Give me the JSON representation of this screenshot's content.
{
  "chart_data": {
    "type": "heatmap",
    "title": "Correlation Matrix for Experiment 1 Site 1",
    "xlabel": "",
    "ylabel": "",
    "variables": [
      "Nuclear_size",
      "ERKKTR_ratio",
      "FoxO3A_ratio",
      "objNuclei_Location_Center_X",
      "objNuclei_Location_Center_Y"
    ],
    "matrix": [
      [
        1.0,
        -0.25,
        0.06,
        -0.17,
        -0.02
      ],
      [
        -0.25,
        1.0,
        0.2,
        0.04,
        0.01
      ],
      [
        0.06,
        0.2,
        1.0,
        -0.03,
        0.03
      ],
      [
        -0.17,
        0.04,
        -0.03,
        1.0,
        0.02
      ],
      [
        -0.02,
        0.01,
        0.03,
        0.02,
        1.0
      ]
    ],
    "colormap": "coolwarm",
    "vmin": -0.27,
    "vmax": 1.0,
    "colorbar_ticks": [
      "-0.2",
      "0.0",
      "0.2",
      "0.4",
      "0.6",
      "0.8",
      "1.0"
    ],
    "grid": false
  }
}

..............................

Instruction >> Restate the whole listing exactly, leaving out nothing.

In response >>
Give me the JSON representation of this screenshot's content.
{
  "chart_data": {
    "type": "heatmap",
    "title": "Correlation Matrix for Experiment 1 Site 1",
    "xlabel": "",
    "ylabel": "",
    "variables": [
      "Nuclear_size",
      "ERKKTR_ratio",
      "FoxO3A_ratio",
      "objNuclei_Location_Center_X",
      "objNuclei_Location_Center_Y"
    ],
    "matrix": [
      [
        1.0,
        -0.25,
        0.06,
        -0.17,
        -0.02
      ],
      [
        -0.25,
        1.0,
        0.2,
        0.04,
        0.01
      ],
      [
        0.06,
        0.2,
        1.0,
        -0.03,
        0.03
      ],
      [
        -0.17,
        0.04,
        -0.03,
        1.0,
        0.02
      ],
      [
        -0.02,
        0.01,
        0.03,
        0.02,
        1.0
      ]
    ],
    "colormap": "coolwarm",
    "vmin": -0.27,
    "vmax": 1.0,
    "colorbar_ticks": [
      "-0.2",
      "0.0",
      "0.2",
      "0.4",
      "0.6",
      "0.8",
      "1.0"
    ],
    "grid": false
  }
}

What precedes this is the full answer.